EXERCISE BRIEF:
Using the listing below, extract each line that has the word "this" in it.

(Data records)
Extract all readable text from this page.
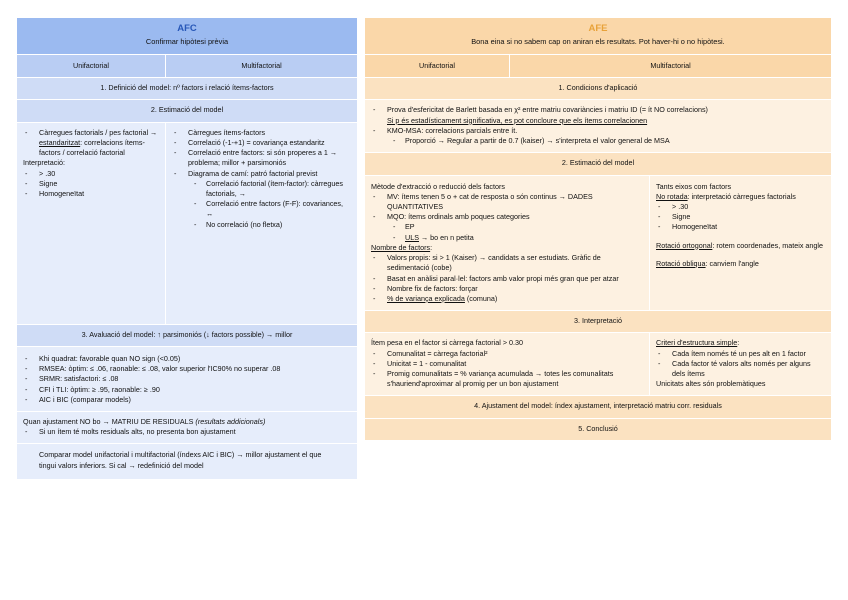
AFC
Confirmar hipòtesi prèvia
Unifactorial	Multifactorial
1. Definició del model: nº factors i relació ítems-factors
2. Estimació del model
- Càrregues factorials / pes factorial → estandaritzat: correlacions ítems-factors / correlació factorial

Interpretació:

- > .30
- Signe
- Homogeneïtat
- Càrregues ítems-factors
- Correlació (-1-+1) = covariança estandaritz
- Correlació entre factors: si són properes a 1 → problema; millor + parsimoniós
- Diagrama de camí: patró factorial previst
- Correlació factorial (ítem-factor): càrregues factorials, →
- Correlació entre factors (F-F): covariances, ↔
- No correlació (no fletxa)
3. Avaluació del model: ↑ parsimoniós (↓ factors possible) → millor
- Khi quadrat: favorable quan NO sign (<0.05)
- RMSEA: òptim: ≤ .06, raonable: ≤ .08, valor superior l'IC90% no superar .08
- SRMR: satisfactori: ≤ .08
- CFI i TLI: òptim: ≥ .95, raonable: ≥ .90
- AIC i BIC (comparar models)

Quan ajustament NO bo → MATRIU DE RESIDUALS (resultats addicionals)

- Si un ítem té molts residuals alts, no presenta bon ajustament

Comparar model unifactorial i multifactorial (índexs AIC i BIC) → millor ajustament el que tingui valors inferiors. Si cal → redefinició del model

AFE
Bona eina si no sabem cap on aniran els resultats. Pot haver-hi o no hipòtesi.
Unifactorial	Multifactorial
1. Condicions d'aplicació
- Prova d'esfericitat de Barlett basada en χ² entre matriu covariàncies i matriu ID (= ít NO correlacions)
Si p és estadísticament significativa, es pot concloure que els ítems correlacionen
- KMO-MSA: correlacions parcials entre ít.
- Proporció → Regular a partir de 0.7 (kaiser) → s'interpreta el valor general de MSA
2. Estimació del model

Mètode d'extracció o reducció dels factors

- MV: ítems tenen 5 o + cat de resposta o són continus → DADES QUANTITATIVES
- MQO: ítems ordinals amb poques categories
- EP
- ULS → bo en n petita

Nombre de factors:

- Valors propis: si > 1 (Kaiser) → candidats a ser estudiats. Gràfic de sedimentació (cobe)
- Basat en anàlisi paral·lel: factors amb valor propi més gran que per atzar
- Nombre fix de factors: forçar
- % de variança explicada (comuna)

Tants eixos com factors

No rotada: interpretació càrregues factorials

- > .30
- Signe
- Homogeneïtat

Rotació ortogonal: rotem coordenades, mateix angle

Rotació obliqua: canviem l'angle

3. Interpretació

Ítem pesa en el factor si càrrega factorial > 0.30

- Comunalitat = càrrega factorial²
- Unicitat = 1 - comunalitat
- Promig comunalitats = % variança acumulada → totes les comunalitats s'hauriend'aproximar al promig per un bon ajustament

Criteri d'estructura simple:

- Cada ítem només té un pes alt en 1 factor
- Cada factor té valors alts només per alguns dels ítems

Unicitats altes són problemàtiques

4. Ajustament del model: índex ajustament, interpretació matriu corr. residuals
5. Conclusió
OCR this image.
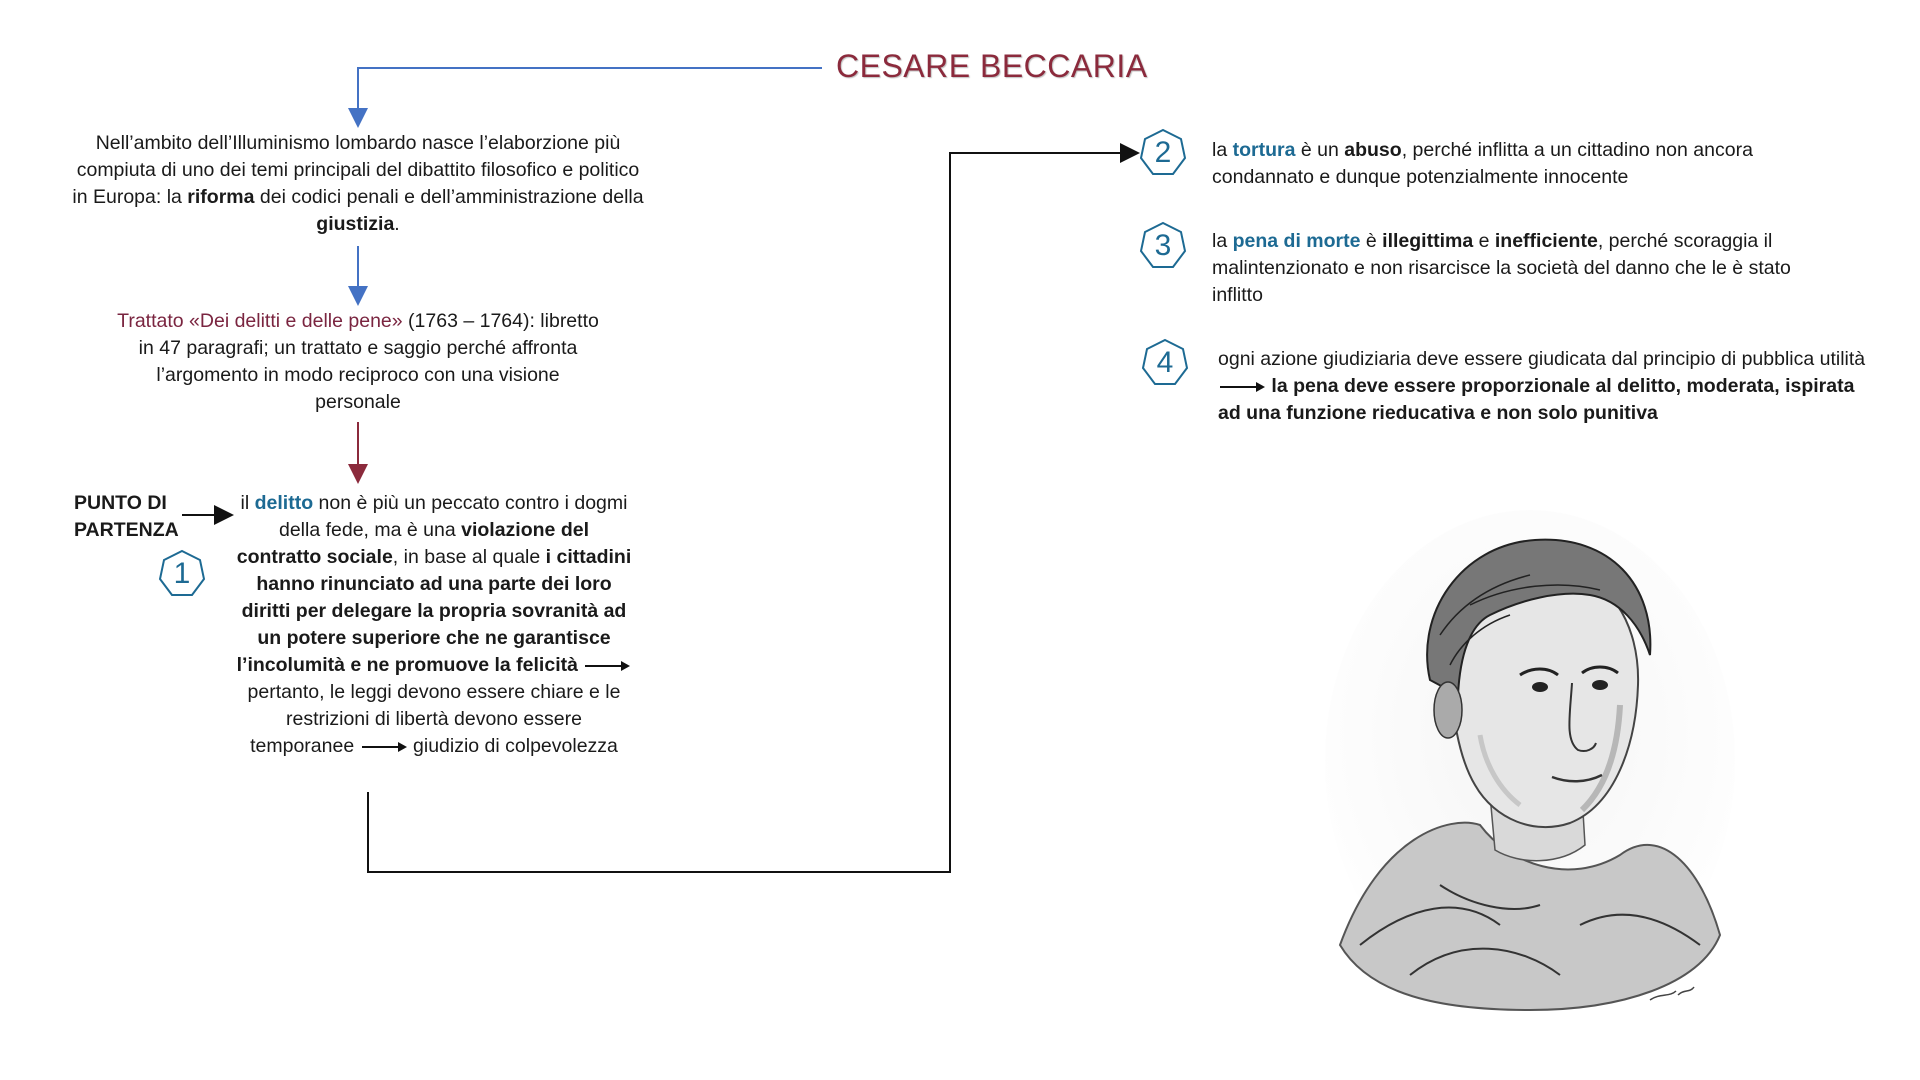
CESARE BECCARIA
Nell’ambito dell’Illuminismo lombardo nasce l’elaborzione più compiuta di uno dei temi principali del dibattito filosofico e politico in Europa: la riforma dei codici penali e dell’amministrazione della giustizia.
Trattato «Dei delitti e delle pene» (1763 – 1764): libretto in 47 paragrafi; un trattato e saggio perché affronta l’argomento in modo reciproco con una visione personale
PUNTO DI
PARTENZA
1
il delitto non è più un peccato contro i dogmi della fede, ma è una violazione del contratto sociale, in base al quale i cittadini hanno rinunciato ad una parte dei loro diritti per delegare la propria sovranità ad un potere superiore che ne garantisce l’incolumità e ne promuove la felicità pertanto, le leggi devono essere chiare e le restrizioni di libertà devono essere temporanee	giudizio di colpevolezza
2	la tortura è un abuso, perché inflitta a un cittadino non ancora condannato e dunque potenzialmente innocente
3	la pena di morte è illegittima e inefficiente, perché scoraggia il malintenzionato e non risarcisce la società del danno che le è stato inflitto
4	ogni azione giudiziaria deve essere giudicata dal principio di pubblica utilità la pena deve essere proporzionale al delitto, moderata, ispirata ad una funzione rieducativa e non solo punitiva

SOLUTION:
Extract all readable text from this page.
OCR this image.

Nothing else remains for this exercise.